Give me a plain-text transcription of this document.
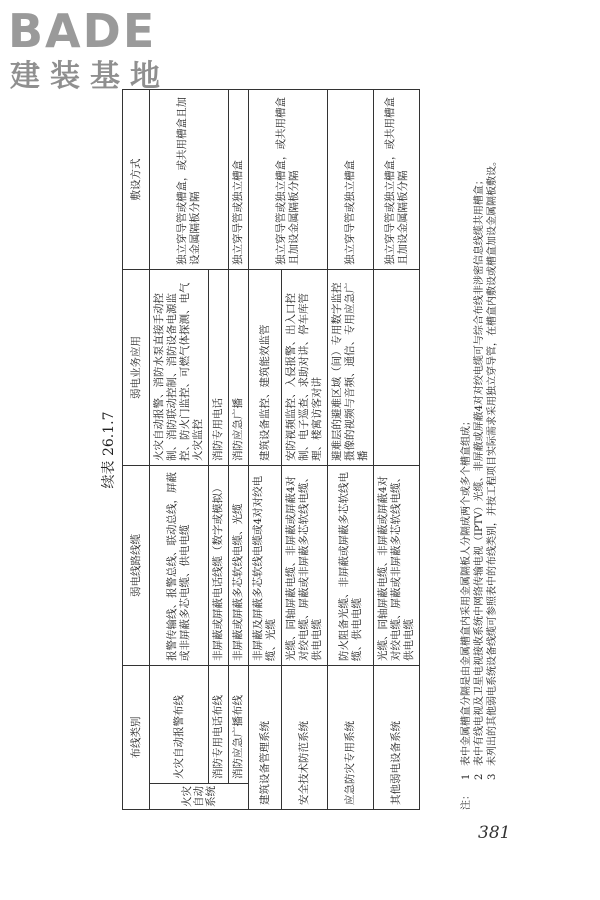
BADE
建装基地
续表 26.1.7
布线类别		弱电线路线缆	弱电业务应用	敷设方式
火灾自动系统	火灾自动报警布线	报警传输线、报警总线、联动总线，屏蔽或非屏蔽多芯电缆、供电电缆	火灾自动报警、消防水泵直接手动控制、消防联动控制、消防设备电源监控、防火门监控、可燃气体探测、电气火灾监控	独立穿导管或槽盒，或共用槽盒且加设金属隔板分隔
	消防专用电话布线	非屏蔽或屏蔽电话线缆（数字或模拟）	消防专用电话	
	消防应急广播布线	非屏蔽或屏蔽多芯软线电缆、光缆	消防应急广播	独立穿导管或独立槽盒
建筑设备管理系统		非屏蔽及屏蔽多芯软线电缆或4对对绞电缆、光缆	建筑设备监控、建筑能效监管	独立穿导管或独立槽盒，或共用槽盒且加设金属隔板分隔
安全技术防范系统		光缆、同轴屏蔽电缆、非屏蔽或屏蔽4对对绞电缆、屏蔽或非屏蔽多芯软线电缆、供电电缆	安防视频监控、入侵报警、出入口控制、电子巡查、求助对讲、停车库管理、楼寓访客对讲	
应急防灾专用系统		防火阻备光缆、非屏蔽或屏蔽多芯软线电缆、供电电缆	避难层的避难区域（间）专用数字监控摄像的视频与音频、通信、专用应急广播	独立穿导管或独立槽盒
其他弱电设备系统		光缆、同轴屏蔽电缆、非屏蔽或屏蔽4对对绞电缆、屏蔽或非屏蔽多芯软线电缆、供电电缆		独立穿导管或独立槽盒，或共用槽盒且加设金属隔板分隔
注：
1
表中金属槽盒分隔是由金属槽盒内采用金属隔板人分隔成两个或多个槽盒组成；
2
表中有线电视及卫星电视接收系统中网络传输电视（IPTV）光缆、非屏蔽或屏蔽4对对绞电缆可与综合布线非涉密信息线缆共用槽盒；
3
未列出的其他弱电系统设备线缆可参照表中的布线类别，并按工程项目实际需求采用独立穿导管，在槽盒内敷设或槽盒加设金属隔板敷设。
381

+++

■ WRITTEN TASK ■
Copy the whole of the material above exactly, but not its images.

■ THE COMPLETED TASK ■
Give me a plain-text transcription of this document.
BADE
建装基地
续表 26.1.7
布线类别		弱电线路线缆	弱电业务应用	敷设方式
火灾自动系统	火灾自动报警布线	报警传输线、报警总线、联动总线，屏蔽或非屏蔽多芯电缆、供电电缆	火灾自动报警、消防水泵直接手动控制、消防联动控制、消防设备电源监控、防火门监控、可燃气体探测、电气火灾监控	独立穿导管或槽盒，或共用槽盒且加设金属隔板分隔
	消防专用电话布线	非屏蔽或屏蔽电话线缆（数字或模拟）	消防专用电话	
	消防应急广播布线	非屏蔽或屏蔽多芯软线电缆、光缆	消防应急广播	独立穿导管或独立槽盒
建筑设备管理系统		非屏蔽及屏蔽多芯软线电缆或4对对绞电缆、光缆	建筑设备监控、建筑能效监管	独立穿导管或独立槽盒，或共用槽盒且加设金属隔板分隔
安全技术防范系统		光缆、同轴屏蔽电缆、非屏蔽或屏蔽4对对绞电缆、屏蔽或非屏蔽多芯软线电缆、供电电缆	安防视频监控、入侵报警、出入口控制、电子巡查、求助对讲、停车库管理、楼寓访客对讲	
应急防灾专用系统		防火阻备光缆、非屏蔽或屏蔽多芯软线电缆、供电电缆	避难层的避难区域（间）专用数字监控摄像的视频与音频、通信、专用应急广播	独立穿导管或独立槽盒
其他弱电设备系统		光缆、同轴屏蔽电缆、非屏蔽或屏蔽4对对绞电缆、屏蔽或非屏蔽多芯软线电缆、供电电缆		独立穿导管或独立槽盒，或共用槽盒且加设金属隔板分隔
注：
1
表中金属槽盒分隔是由金属槽盒内采用金属隔板人分隔成两个或多个槽盒组成；
2
表中有线电视及卫星电视接收系统中网络传输电视（IPTV）光缆、非屏蔽或屏蔽4对对绞电缆可与综合布线非涉密信息线缆共用槽盒；
3
未列出的其他弱电系统设备线缆可参照表中的布线类别，并按工程项目实际需求采用独立穿导管，在槽盒内敷设或槽盒加设金属隔板敷设。
381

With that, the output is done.